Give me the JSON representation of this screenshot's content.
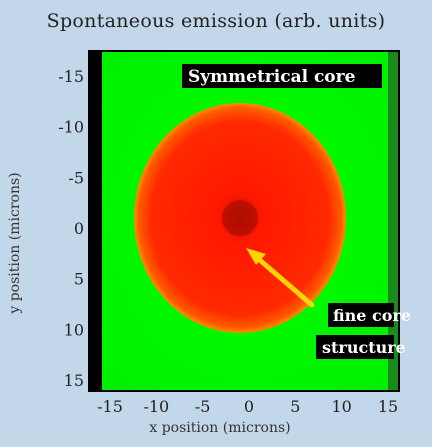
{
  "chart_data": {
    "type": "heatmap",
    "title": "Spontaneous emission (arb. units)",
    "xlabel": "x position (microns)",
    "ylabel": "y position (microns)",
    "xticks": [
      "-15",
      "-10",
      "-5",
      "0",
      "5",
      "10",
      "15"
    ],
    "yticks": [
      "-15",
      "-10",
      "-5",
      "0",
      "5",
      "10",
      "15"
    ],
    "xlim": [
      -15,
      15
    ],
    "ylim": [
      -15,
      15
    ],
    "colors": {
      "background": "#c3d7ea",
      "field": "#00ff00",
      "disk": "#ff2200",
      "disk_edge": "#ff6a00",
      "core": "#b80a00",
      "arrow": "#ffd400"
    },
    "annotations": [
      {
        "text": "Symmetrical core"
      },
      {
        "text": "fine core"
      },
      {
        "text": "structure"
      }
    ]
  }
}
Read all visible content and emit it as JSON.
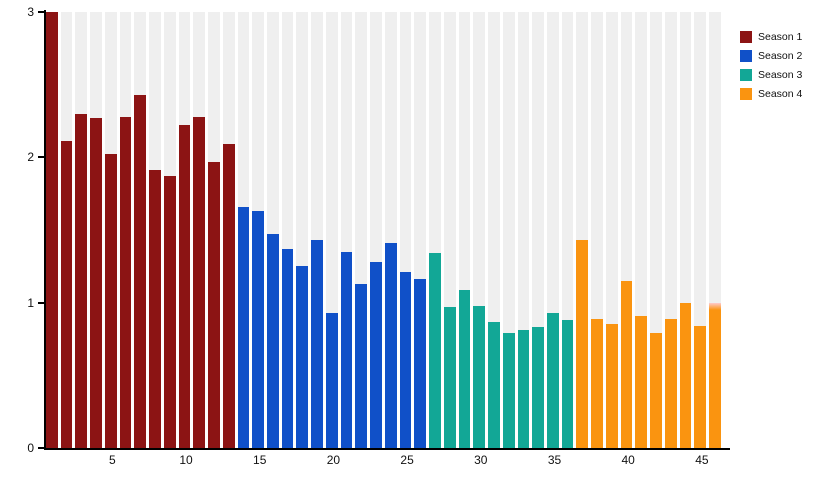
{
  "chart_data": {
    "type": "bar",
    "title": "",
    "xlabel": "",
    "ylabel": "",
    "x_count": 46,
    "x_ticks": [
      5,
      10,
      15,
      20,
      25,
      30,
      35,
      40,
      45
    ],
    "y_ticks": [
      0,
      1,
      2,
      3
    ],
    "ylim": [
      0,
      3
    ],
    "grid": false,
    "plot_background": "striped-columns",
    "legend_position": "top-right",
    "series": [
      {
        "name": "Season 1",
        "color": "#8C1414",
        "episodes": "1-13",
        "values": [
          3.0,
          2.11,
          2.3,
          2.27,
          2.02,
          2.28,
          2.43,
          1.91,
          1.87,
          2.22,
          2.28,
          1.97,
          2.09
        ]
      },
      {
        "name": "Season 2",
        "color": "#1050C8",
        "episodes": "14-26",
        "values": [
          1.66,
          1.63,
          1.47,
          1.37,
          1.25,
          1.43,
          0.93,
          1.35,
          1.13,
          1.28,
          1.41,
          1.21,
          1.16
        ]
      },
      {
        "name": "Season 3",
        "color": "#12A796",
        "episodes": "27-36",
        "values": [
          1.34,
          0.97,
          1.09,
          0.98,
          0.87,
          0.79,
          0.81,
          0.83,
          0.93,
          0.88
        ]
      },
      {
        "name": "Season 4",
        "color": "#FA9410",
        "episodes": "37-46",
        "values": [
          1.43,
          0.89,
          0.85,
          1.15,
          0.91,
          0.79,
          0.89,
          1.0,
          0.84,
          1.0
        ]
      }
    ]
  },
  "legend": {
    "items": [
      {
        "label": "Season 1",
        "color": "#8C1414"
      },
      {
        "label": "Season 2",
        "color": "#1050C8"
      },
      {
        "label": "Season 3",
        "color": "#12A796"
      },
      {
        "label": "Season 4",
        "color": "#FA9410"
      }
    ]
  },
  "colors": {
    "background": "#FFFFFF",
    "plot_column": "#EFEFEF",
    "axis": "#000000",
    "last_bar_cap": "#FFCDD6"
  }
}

──────────

| GIVEN EXERCISE |
Whenever "title" turns up in a line, pick that line out.

| SOLUTION FOR THIS EXERCISE |
    "title": "Spontaneous emission (arb. units)",
    "title": "",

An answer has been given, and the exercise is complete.